### Exercise aim
Starting at the line with "Output a JSON" in it, reproduce each line below through the last one, exactly, and include nothing else.

### Source material
::::::::::
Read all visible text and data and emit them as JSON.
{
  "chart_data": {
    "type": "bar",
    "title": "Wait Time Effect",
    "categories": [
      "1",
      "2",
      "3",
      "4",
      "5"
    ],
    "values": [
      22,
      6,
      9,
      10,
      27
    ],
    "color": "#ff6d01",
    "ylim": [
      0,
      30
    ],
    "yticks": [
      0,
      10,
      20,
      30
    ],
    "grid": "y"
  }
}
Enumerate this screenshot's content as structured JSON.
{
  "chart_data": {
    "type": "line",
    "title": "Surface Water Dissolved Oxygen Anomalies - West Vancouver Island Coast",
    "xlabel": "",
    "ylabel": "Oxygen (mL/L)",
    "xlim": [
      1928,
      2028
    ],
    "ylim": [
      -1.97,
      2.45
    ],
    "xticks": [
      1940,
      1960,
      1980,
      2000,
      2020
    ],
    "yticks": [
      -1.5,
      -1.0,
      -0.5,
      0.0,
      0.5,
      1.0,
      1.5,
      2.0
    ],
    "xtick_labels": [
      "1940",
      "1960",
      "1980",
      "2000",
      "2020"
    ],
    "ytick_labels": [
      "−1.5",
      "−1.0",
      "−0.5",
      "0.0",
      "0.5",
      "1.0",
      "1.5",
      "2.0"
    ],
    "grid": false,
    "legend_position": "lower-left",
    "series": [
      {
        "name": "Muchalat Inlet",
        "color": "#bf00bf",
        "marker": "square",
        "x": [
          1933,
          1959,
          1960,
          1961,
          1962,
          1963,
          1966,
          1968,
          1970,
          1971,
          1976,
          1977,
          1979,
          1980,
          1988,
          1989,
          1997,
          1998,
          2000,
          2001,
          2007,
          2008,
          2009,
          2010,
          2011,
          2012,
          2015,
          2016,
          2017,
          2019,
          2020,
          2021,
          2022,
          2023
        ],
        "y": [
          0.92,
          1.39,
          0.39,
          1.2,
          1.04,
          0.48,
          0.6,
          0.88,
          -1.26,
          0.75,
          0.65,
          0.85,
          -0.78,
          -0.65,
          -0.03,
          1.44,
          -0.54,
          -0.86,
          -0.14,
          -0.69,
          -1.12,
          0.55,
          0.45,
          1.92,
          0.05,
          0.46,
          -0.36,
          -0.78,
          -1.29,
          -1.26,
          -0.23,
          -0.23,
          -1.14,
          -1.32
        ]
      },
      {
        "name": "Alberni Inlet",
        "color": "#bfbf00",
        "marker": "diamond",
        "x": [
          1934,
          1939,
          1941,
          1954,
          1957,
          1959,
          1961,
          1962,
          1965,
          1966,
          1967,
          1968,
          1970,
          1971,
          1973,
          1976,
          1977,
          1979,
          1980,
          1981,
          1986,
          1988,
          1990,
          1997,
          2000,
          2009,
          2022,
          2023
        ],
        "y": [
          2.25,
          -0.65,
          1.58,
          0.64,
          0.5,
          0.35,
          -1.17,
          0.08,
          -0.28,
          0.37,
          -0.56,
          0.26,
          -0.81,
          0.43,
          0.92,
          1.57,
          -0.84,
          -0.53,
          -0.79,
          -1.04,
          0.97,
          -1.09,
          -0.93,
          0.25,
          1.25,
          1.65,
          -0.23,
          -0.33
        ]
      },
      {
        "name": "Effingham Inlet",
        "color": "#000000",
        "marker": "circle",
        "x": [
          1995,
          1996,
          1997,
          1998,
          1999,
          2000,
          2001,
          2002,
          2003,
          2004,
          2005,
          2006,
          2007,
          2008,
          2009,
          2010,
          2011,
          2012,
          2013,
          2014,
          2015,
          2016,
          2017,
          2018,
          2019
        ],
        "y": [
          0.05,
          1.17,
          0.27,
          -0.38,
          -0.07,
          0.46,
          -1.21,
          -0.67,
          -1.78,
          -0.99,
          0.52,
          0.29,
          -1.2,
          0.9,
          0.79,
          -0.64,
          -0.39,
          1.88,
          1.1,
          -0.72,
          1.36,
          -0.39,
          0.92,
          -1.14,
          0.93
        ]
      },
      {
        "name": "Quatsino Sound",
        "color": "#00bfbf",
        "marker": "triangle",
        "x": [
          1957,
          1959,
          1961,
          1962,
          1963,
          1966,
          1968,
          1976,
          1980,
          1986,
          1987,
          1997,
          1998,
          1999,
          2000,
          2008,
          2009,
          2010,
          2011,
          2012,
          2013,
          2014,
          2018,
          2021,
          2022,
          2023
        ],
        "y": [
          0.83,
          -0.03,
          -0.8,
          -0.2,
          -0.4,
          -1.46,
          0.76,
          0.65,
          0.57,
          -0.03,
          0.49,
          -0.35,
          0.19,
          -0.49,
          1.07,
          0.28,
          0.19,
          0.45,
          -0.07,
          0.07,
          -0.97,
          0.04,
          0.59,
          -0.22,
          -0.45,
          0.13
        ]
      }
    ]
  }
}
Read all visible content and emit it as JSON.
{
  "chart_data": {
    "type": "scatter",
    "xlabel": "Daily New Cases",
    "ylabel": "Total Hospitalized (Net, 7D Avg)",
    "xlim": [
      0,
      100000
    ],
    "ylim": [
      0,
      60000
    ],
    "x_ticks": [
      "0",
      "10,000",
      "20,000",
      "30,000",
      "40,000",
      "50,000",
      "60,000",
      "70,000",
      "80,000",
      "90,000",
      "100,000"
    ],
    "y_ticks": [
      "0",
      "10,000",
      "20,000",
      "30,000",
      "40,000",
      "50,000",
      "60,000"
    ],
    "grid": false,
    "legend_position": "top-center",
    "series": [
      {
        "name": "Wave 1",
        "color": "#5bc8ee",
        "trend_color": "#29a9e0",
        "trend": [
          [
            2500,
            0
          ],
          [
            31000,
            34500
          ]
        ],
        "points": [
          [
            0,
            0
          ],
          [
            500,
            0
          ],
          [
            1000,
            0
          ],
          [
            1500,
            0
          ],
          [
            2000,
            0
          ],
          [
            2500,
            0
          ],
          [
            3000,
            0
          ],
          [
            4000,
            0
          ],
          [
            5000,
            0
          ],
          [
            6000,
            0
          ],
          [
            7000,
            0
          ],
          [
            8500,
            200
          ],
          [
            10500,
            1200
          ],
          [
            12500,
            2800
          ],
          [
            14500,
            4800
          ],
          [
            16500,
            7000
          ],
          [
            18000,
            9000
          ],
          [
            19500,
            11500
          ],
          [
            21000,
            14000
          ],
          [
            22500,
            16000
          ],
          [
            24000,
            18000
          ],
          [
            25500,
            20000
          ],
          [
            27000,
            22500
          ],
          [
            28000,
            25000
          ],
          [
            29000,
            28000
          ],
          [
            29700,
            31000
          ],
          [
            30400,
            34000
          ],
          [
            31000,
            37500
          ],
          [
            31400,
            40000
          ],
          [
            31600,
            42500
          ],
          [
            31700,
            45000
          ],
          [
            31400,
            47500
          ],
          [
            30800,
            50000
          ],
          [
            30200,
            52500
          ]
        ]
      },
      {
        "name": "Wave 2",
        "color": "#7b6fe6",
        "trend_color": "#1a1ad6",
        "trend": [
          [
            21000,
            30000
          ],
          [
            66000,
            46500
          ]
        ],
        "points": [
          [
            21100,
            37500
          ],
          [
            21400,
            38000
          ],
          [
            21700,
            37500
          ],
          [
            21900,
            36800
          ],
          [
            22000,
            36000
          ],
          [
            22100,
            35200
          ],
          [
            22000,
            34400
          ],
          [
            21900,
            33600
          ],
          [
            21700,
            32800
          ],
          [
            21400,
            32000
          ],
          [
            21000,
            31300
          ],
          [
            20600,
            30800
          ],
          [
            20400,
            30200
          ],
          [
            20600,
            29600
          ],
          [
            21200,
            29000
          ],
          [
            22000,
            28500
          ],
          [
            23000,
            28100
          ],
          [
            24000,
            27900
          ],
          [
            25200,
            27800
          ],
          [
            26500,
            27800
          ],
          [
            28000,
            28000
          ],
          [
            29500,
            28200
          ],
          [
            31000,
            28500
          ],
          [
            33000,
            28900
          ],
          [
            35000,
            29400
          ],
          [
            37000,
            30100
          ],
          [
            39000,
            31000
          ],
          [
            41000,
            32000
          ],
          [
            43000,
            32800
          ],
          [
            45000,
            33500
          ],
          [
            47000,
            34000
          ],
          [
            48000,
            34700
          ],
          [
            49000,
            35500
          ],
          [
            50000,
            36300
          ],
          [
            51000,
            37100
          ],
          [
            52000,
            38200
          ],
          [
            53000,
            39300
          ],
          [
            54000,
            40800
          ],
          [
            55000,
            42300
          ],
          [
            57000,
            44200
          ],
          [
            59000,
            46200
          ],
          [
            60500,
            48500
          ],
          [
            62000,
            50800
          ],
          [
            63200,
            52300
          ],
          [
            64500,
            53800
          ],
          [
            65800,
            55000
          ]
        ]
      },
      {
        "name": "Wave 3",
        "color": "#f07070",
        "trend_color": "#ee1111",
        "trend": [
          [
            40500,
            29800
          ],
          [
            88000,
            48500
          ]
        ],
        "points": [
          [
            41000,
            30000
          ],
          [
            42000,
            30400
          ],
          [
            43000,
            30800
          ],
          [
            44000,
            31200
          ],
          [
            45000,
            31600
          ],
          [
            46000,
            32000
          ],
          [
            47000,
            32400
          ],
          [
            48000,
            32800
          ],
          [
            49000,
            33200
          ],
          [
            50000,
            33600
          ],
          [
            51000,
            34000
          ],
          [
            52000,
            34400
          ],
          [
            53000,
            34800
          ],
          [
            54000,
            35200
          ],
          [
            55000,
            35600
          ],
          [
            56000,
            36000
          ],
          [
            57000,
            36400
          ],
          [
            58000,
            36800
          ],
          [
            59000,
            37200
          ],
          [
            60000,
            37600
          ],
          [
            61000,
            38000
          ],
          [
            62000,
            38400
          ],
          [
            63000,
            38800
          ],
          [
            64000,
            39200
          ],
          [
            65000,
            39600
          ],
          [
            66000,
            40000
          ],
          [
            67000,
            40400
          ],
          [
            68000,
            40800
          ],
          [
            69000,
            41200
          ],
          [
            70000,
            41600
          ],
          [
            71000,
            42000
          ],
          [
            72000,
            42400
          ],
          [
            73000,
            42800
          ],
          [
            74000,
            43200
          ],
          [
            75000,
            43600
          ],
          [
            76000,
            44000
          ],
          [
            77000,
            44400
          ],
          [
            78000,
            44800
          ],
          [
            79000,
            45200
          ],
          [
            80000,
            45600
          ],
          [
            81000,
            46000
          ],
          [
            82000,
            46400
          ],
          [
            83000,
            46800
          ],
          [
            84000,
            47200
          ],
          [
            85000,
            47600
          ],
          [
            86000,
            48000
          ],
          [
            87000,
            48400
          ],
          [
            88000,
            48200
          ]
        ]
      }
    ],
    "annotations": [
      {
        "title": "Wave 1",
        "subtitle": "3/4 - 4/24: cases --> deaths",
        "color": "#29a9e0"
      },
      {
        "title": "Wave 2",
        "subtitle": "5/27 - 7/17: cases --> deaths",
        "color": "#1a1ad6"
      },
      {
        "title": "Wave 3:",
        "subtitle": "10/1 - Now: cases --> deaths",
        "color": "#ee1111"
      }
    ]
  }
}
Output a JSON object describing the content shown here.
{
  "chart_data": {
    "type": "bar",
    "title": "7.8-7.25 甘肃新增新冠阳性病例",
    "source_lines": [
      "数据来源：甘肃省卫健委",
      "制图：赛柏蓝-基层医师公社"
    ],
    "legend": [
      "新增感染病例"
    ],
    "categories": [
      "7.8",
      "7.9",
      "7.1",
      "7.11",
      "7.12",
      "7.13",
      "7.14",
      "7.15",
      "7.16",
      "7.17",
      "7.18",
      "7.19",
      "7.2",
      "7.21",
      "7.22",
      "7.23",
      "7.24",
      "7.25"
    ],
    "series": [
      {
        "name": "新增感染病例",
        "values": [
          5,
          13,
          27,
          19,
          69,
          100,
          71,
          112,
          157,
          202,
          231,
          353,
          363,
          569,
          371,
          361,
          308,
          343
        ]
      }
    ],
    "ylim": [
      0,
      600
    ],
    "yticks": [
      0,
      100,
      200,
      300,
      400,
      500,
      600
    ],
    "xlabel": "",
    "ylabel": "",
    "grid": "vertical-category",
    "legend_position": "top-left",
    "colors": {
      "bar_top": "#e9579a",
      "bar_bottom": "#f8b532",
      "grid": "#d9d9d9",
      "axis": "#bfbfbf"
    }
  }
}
::::::::::
### Answer for the task
Output a JSON object describing the content shown here.
{
  "chart_data": {
    "type": "bar",
    "title": "7.8-7.25 甘肃新增新冠阳性病例",
    "source_lines": [
      "数据来源：甘肃省卫健委",
      "制图：赛柏蓝-基层医师公社"
    ],
    "legend": [
      "新增感染病例"
    ],
    "categories": [
      "7.8",
      "7.9",
      "7.1",
      "7.11",
      "7.12",
      "7.13",
      "7.14",
      "7.15",
      "7.16",
      "7.17",
      "7.18",
      "7.19",
      "7.2",
      "7.21",
      "7.22",
      "7.23",
      "7.24",
      "7.25"
    ],
    "series": [
      {
        "name": "新增感染病例",
        "values": [
          5,
          13,
          27,
          19,
          69,
          100,
          71,
          112,
          157,
          202,
          231,
          353,
          363,
          569,
          371,
          361,
          308,
          343
        ]
      }
    ],
    "ylim": [
      0,
      600
    ],
    "yticks": [
      0,
      100,
      200,
      300,
      400,
      500,
      600
    ],
    "xlabel": "",
    "ylabel": "",
    "grid": "vertical-category",
    "legend_position": "top-left",
    "colors": {
      "bar_top": "#e9579a",
      "bar_bottom": "#f8b532",
      "grid": "#d9d9d9",
      "axis": "#bfbfbf"
    }
  }
}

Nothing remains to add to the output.